→ Your task
Repeat every line of the data exactly, but not the pictures.

[Start of Provided entries]

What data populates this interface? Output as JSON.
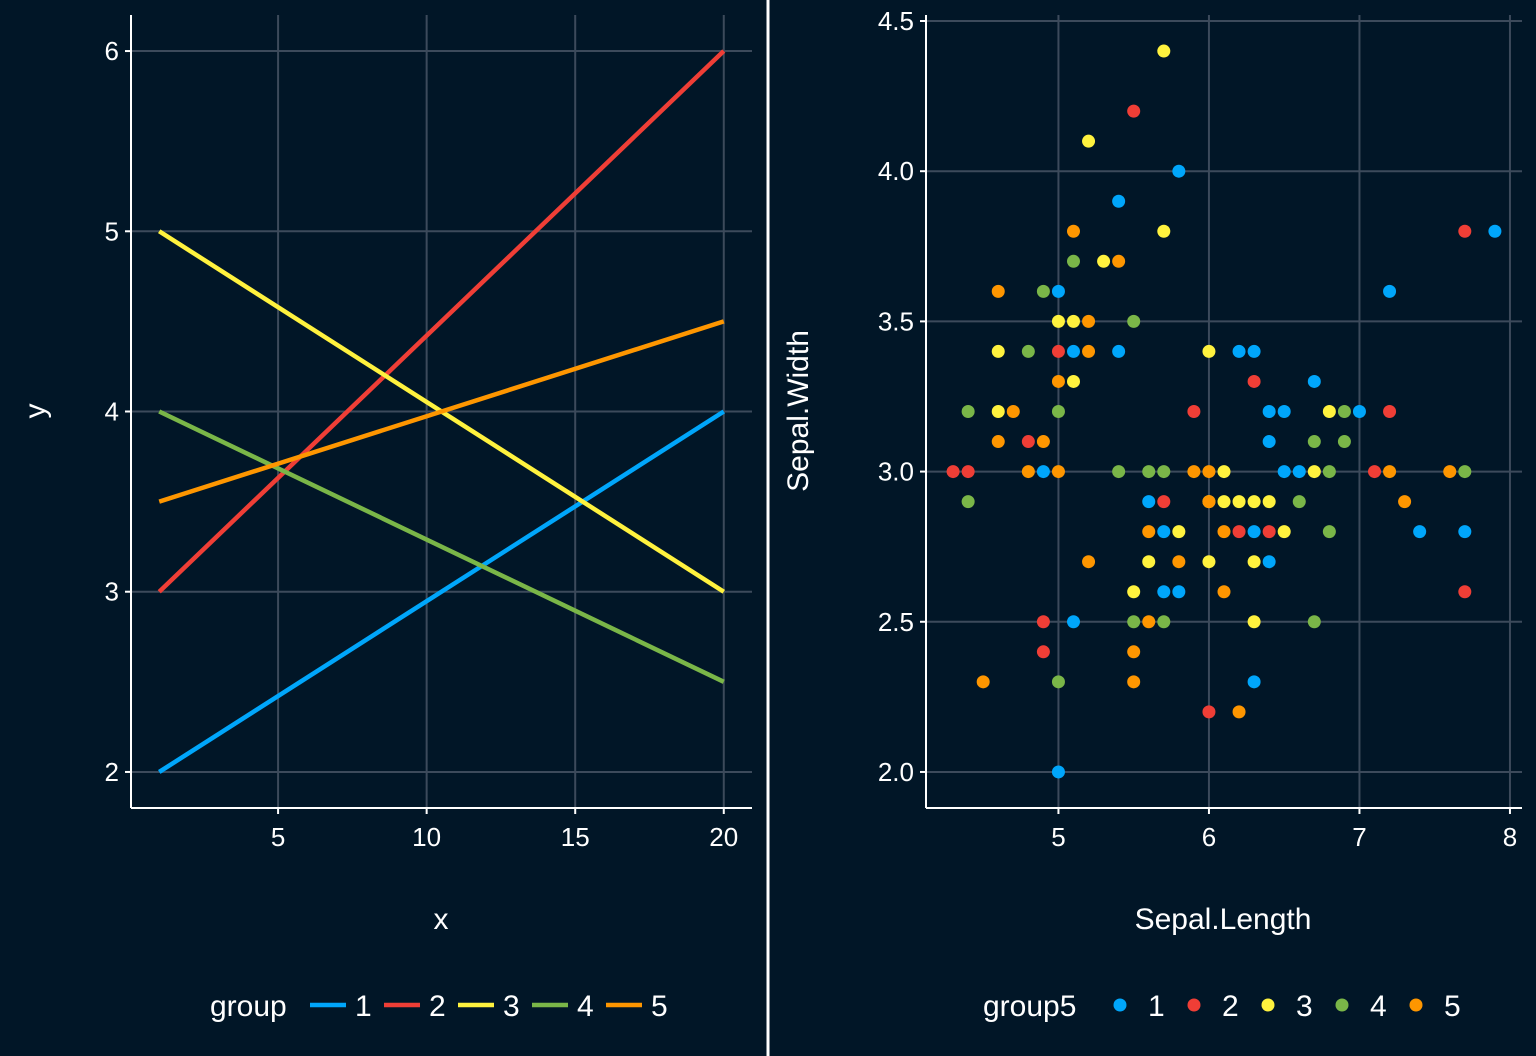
{
  "colors": {
    "background": "#011627",
    "grid": "#3c4a5b",
    "axis": "#ffffff",
    "text": "#ffffff",
    "palette": [
      "#00a6fb",
      "#ef3e36",
      "#fff23e",
      "#7ab648",
      "#fe9600"
    ]
  },
  "chart_data": [
    {
      "type": "line",
      "xlabel": "x",
      "ylabel": "y",
      "xlim": [
        0.05,
        20.95
      ],
      "ylim": [
        1.8,
        6.2
      ],
      "xticks": [
        5,
        10,
        15,
        20
      ],
      "yticks": [
        2,
        3,
        4,
        5,
        6
      ],
      "grid": true,
      "legend": {
        "title": "group",
        "position": "bottom",
        "labels": [
          "1",
          "2",
          "3",
          "4",
          "5"
        ]
      },
      "series": [
        {
          "name": "1",
          "x": [
            1,
            20
          ],
          "y": [
            2,
            4
          ]
        },
        {
          "name": "2",
          "x": [
            1,
            20
          ],
          "y": [
            3,
            6
          ]
        },
        {
          "name": "3",
          "x": [
            1,
            20
          ],
          "y": [
            5,
            3
          ]
        },
        {
          "name": "4",
          "x": [
            1,
            20
          ],
          "y": [
            4,
            2.5
          ]
        },
        {
          "name": "5",
          "x": [
            1,
            20
          ],
          "y": [
            3.5,
            4.5
          ]
        }
      ]
    },
    {
      "type": "scatter",
      "xlabel": "Sepal.Length",
      "ylabel": "Sepal.Width",
      "xlim": [
        4.12,
        8.08
      ],
      "ylim": [
        1.88,
        4.52
      ],
      "xticks": [
        5,
        6,
        7,
        8
      ],
      "yticks": [
        2.0,
        2.5,
        3.0,
        3.5,
        4.0,
        4.5
      ],
      "ytick_labels": [
        "2.0",
        "2.5",
        "3.0",
        "3.5",
        "4.0",
        "4.5"
      ],
      "grid": true,
      "legend": {
        "title": "group5",
        "position": "bottom",
        "labels": [
          "1",
          "2",
          "3",
          "4",
          "5"
        ]
      },
      "series": [
        {
          "name": "1",
          "points": [
            [
              5.0,
              3.6
            ],
            [
              5.1,
              3.4
            ],
            [
              5.4,
              3.9
            ],
            [
              5.8,
              4.0
            ],
            [
              5.4,
              3.4
            ],
            [
              5.0,
              2.0
            ],
            [
              5.1,
              2.5
            ],
            [
              4.9,
              3.0
            ],
            [
              5.6,
              2.9
            ],
            [
              5.7,
              2.8
            ],
            [
              5.8,
              2.6
            ],
            [
              5.7,
              2.6
            ],
            [
              6.2,
              3.4
            ],
            [
              6.3,
              3.4
            ],
            [
              6.4,
              3.2
            ],
            [
              6.5,
              3.2
            ],
            [
              6.4,
              3.1
            ],
            [
              6.5,
              3.0
            ],
            [
              6.6,
              3.0
            ],
            [
              6.7,
              3.3
            ],
            [
              7.0,
              3.2
            ],
            [
              6.3,
              2.8
            ],
            [
              6.4,
              2.7
            ],
            [
              6.3,
              2.3
            ],
            [
              7.2,
              3.6
            ],
            [
              7.4,
              2.8
            ],
            [
              7.7,
              2.8
            ],
            [
              7.9,
              3.8
            ]
          ]
        },
        {
          "name": "2",
          "points": [
            [
              4.3,
              3.0
            ],
            [
              4.4,
              3.0
            ],
            [
              5.5,
              4.2
            ],
            [
              5.0,
              3.4
            ],
            [
              4.8,
              3.1
            ],
            [
              5.7,
              2.9
            ],
            [
              5.9,
              3.2
            ],
            [
              6.3,
              3.3
            ],
            [
              6.2,
              2.8
            ],
            [
              6.4,
              2.8
            ],
            [
              4.9,
              2.5
            ],
            [
              4.9,
              2.4
            ],
            [
              6.0,
              2.2
            ],
            [
              7.1,
              3.0
            ],
            [
              7.2,
              3.2
            ],
            [
              7.7,
              3.8
            ],
            [
              7.7,
              2.6
            ]
          ]
        },
        {
          "name": "3",
          "points": [
            [
              5.7,
              4.4
            ],
            [
              5.2,
              4.1
            ],
            [
              5.7,
              3.8
            ],
            [
              5.3,
              3.7
            ],
            [
              5.0,
              3.5
            ],
            [
              5.1,
              3.5
            ],
            [
              4.6,
              3.4
            ],
            [
              5.1,
              3.3
            ],
            [
              4.6,
              3.2
            ],
            [
              6.0,
              3.4
            ],
            [
              6.1,
              3.0
            ],
            [
              6.0,
              2.9
            ],
            [
              6.1,
              2.9
            ],
            [
              6.2,
              2.9
            ],
            [
              6.3,
              2.9
            ],
            [
              6.4,
              2.9
            ],
            [
              6.5,
              2.8
            ],
            [
              6.8,
              3.2
            ],
            [
              6.7,
              3.0
            ],
            [
              5.8,
              2.8
            ],
            [
              5.6,
              2.7
            ],
            [
              6.0,
              2.7
            ],
            [
              6.3,
              2.7
            ],
            [
              5.5,
              2.6
            ],
            [
              6.3,
              2.5
            ]
          ]
        },
        {
          "name": "4",
          "points": [
            [
              5.1,
              3.7
            ],
            [
              4.8,
              3.4
            ],
            [
              4.9,
              3.6
            ],
            [
              5.5,
              3.5
            ],
            [
              4.4,
              3.2
            ],
            [
              5.0,
              3.2
            ],
            [
              4.4,
              2.9
            ],
            [
              5.4,
              3.0
            ],
            [
              5.6,
              3.0
            ],
            [
              5.7,
              3.0
            ],
            [
              6.7,
              3.1
            ],
            [
              6.9,
              3.1
            ],
            [
              6.9,
              3.2
            ],
            [
              6.8,
              3.0
            ],
            [
              6.6,
              2.9
            ],
            [
              6.8,
              2.8
            ],
            [
              5.5,
              2.5
            ],
            [
              5.7,
              2.5
            ],
            [
              5.0,
              2.3
            ],
            [
              6.7,
              2.5
            ],
            [
              7.7,
              3.0
            ]
          ]
        },
        {
          "name": "5",
          "points": [
            [
              4.6,
              3.6
            ],
            [
              5.1,
              3.8
            ],
            [
              5.4,
              3.7
            ],
            [
              5.2,
              3.5
            ],
            [
              5.2,
              3.4
            ],
            [
              5.0,
              3.3
            ],
            [
              4.6,
              3.1
            ],
            [
              4.7,
              3.2
            ],
            [
              4.9,
              3.1
            ],
            [
              4.8,
              3.0
            ],
            [
              5.0,
              3.0
            ],
            [
              5.9,
              3.0
            ],
            [
              6.0,
              3.0
            ],
            [
              6.0,
              2.9
            ],
            [
              5.6,
              2.8
            ],
            [
              6.1,
              2.8
            ],
            [
              5.2,
              2.7
            ],
            [
              5.8,
              2.7
            ],
            [
              6.1,
              2.6
            ],
            [
              5.5,
              2.4
            ],
            [
              5.5,
              2.3
            ],
            [
              4.5,
              2.3
            ],
            [
              6.2,
              2.2
            ],
            [
              5.6,
              2.5
            ],
            [
              7.2,
              3.0
            ],
            [
              7.3,
              2.9
            ],
            [
              7.6,
              3.0
            ]
          ]
        }
      ]
    }
  ]
}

[End of Provided entries]

→ Exercise answer
What data populates this interface? Output as JSON.
{
  "colors": {
    "background": "#011627",
    "grid": "#3c4a5b",
    "axis": "#ffffff",
    "text": "#ffffff",
    "palette": [
      "#00a6fb",
      "#ef3e36",
      "#fff23e",
      "#7ab648",
      "#fe9600"
    ]
  },
  "chart_data": [
    {
      "type": "line",
      "xlabel": "x",
      "ylabel": "y",
      "xlim": [
        0.05,
        20.95
      ],
      "ylim": [
        1.8,
        6.2
      ],
      "xticks": [
        5,
        10,
        15,
        20
      ],
      "yticks": [
        2,
        3,
        4,
        5,
        6
      ],
      "grid": true,
      "legend": {
        "title": "group",
        "position": "bottom",
        "labels": [
          "1",
          "2",
          "3",
          "4",
          "5"
        ]
      },
      "series": [
        {
          "name": "1",
          "x": [
            1,
            20
          ],
          "y": [
            2,
            4
          ]
        },
        {
          "name": "2",
          "x": [
            1,
            20
          ],
          "y": [
            3,
            6
          ]
        },
        {
          "name": "3",
          "x": [
            1,
            20
          ],
          "y": [
            5,
            3
          ]
        },
        {
          "name": "4",
          "x": [
            1,
            20
          ],
          "y": [
            4,
            2.5
          ]
        },
        {
          "name": "5",
          "x": [
            1,
            20
          ],
          "y": [
            3.5,
            4.5
          ]
        }
      ]
    },
    {
      "type": "scatter",
      "xlabel": "Sepal.Length",
      "ylabel": "Sepal.Width",
      "xlim": [
        4.12,
        8.08
      ],
      "ylim": [
        1.88,
        4.52
      ],
      "xticks": [
        5,
        6,
        7,
        8
      ],
      "yticks": [
        2.0,
        2.5,
        3.0,
        3.5,
        4.0,
        4.5
      ],
      "ytick_labels": [
        "2.0",
        "2.5",
        "3.0",
        "3.5",
        "4.0",
        "4.5"
      ],
      "grid": true,
      "legend": {
        "title": "group5",
        "position": "bottom",
        "labels": [
          "1",
          "2",
          "3",
          "4",
          "5"
        ]
      },
      "series": [
        {
          "name": "1",
          "points": [
            [
              5.0,
              3.6
            ],
            [
              5.1,
              3.4
            ],
            [
              5.4,
              3.9
            ],
            [
              5.8,
              4.0
            ],
            [
              5.4,
              3.4
            ],
            [
              5.0,
              2.0
            ],
            [
              5.1,
              2.5
            ],
            [
              4.9,
              3.0
            ],
            [
              5.6,
              2.9
            ],
            [
              5.7,
              2.8
            ],
            [
              5.8,
              2.6
            ],
            [
              5.7,
              2.6
            ],
            [
              6.2,
              3.4
            ],
            [
              6.3,
              3.4
            ],
            [
              6.4,
              3.2
            ],
            [
              6.5,
              3.2
            ],
            [
              6.4,
              3.1
            ],
            [
              6.5,
              3.0
            ],
            [
              6.6,
              3.0
            ],
            [
              6.7,
              3.3
            ],
            [
              7.0,
              3.2
            ],
            [
              6.3,
              2.8
            ],
            [
              6.4,
              2.7
            ],
            [
              6.3,
              2.3
            ],
            [
              7.2,
              3.6
            ],
            [
              7.4,
              2.8
            ],
            [
              7.7,
              2.8
            ],
            [
              7.9,
              3.8
            ]
          ]
        },
        {
          "name": "2",
          "points": [
            [
              4.3,
              3.0
            ],
            [
              4.4,
              3.0
            ],
            [
              5.5,
              4.2
            ],
            [
              5.0,
              3.4
            ],
            [
              4.8,
              3.1
            ],
            [
              5.7,
              2.9
            ],
            [
              5.9,
              3.2
            ],
            [
              6.3,
              3.3
            ],
            [
              6.2,
              2.8
            ],
            [
              6.4,
              2.8
            ],
            [
              4.9,
              2.5
            ],
            [
              4.9,
              2.4
            ],
            [
              6.0,
              2.2
            ],
            [
              7.1,
              3.0
            ],
            [
              7.2,
              3.2
            ],
            [
              7.7,
              3.8
            ],
            [
              7.7,
              2.6
            ]
          ]
        },
        {
          "name": "3",
          "points": [
            [
              5.7,
              4.4
            ],
            [
              5.2,
              4.1
            ],
            [
              5.7,
              3.8
            ],
            [
              5.3,
              3.7
            ],
            [
              5.0,
              3.5
            ],
            [
              5.1,
              3.5
            ],
            [
              4.6,
              3.4
            ],
            [
              5.1,
              3.3
            ],
            [
              4.6,
              3.2
            ],
            [
              6.0,
              3.4
            ],
            [
              6.1,
              3.0
            ],
            [
              6.0,
              2.9
            ],
            [
              6.1,
              2.9
            ],
            [
              6.2,
              2.9
            ],
            [
              6.3,
              2.9
            ],
            [
              6.4,
              2.9
            ],
            [
              6.5,
              2.8
            ],
            [
              6.8,
              3.2
            ],
            [
              6.7,
              3.0
            ],
            [
              5.8,
              2.8
            ],
            [
              5.6,
              2.7
            ],
            [
              6.0,
              2.7
            ],
            [
              6.3,
              2.7
            ],
            [
              5.5,
              2.6
            ],
            [
              6.3,
              2.5
            ]
          ]
        },
        {
          "name": "4",
          "points": [
            [
              5.1,
              3.7
            ],
            [
              4.8,
              3.4
            ],
            [
              4.9,
              3.6
            ],
            [
              5.5,
              3.5
            ],
            [
              4.4,
              3.2
            ],
            [
              5.0,
              3.2
            ],
            [
              4.4,
              2.9
            ],
            [
              5.4,
              3.0
            ],
            [
              5.6,
              3.0
            ],
            [
              5.7,
              3.0
            ],
            [
              6.7,
              3.1
            ],
            [
              6.9,
              3.1
            ],
            [
              6.9,
              3.2
            ],
            [
              6.8,
              3.0
            ],
            [
              6.6,
              2.9
            ],
            [
              6.8,
              2.8
            ],
            [
              5.5,
              2.5
            ],
            [
              5.7,
              2.5
            ],
            [
              5.0,
              2.3
            ],
            [
              6.7,
              2.5
            ],
            [
              7.7,
              3.0
            ]
          ]
        },
        {
          "name": "5",
          "points": [
            [
              4.6,
              3.6
            ],
            [
              5.1,
              3.8
            ],
            [
              5.4,
              3.7
            ],
            [
              5.2,
              3.5
            ],
            [
              5.2,
              3.4
            ],
            [
              5.0,
              3.3
            ],
            [
              4.6,
              3.1
            ],
            [
              4.7,
              3.2
            ],
            [
              4.9,
              3.1
            ],
            [
              4.8,
              3.0
            ],
            [
              5.0,
              3.0
            ],
            [
              5.9,
              3.0
            ],
            [
              6.0,
              3.0
            ],
            [
              6.0,
              2.9
            ],
            [
              5.6,
              2.8
            ],
            [
              6.1,
              2.8
            ],
            [
              5.2,
              2.7
            ],
            [
              5.8,
              2.7
            ],
            [
              6.1,
              2.6
            ],
            [
              5.5,
              2.4
            ],
            [
              5.5,
              2.3
            ],
            [
              4.5,
              2.3
            ],
            [
              6.2,
              2.2
            ],
            [
              5.6,
              2.5
            ],
            [
              7.2,
              3.0
            ],
            [
              7.3,
              2.9
            ],
            [
              7.6,
              3.0
            ]
          ]
        }
      ]
    }
  ]
}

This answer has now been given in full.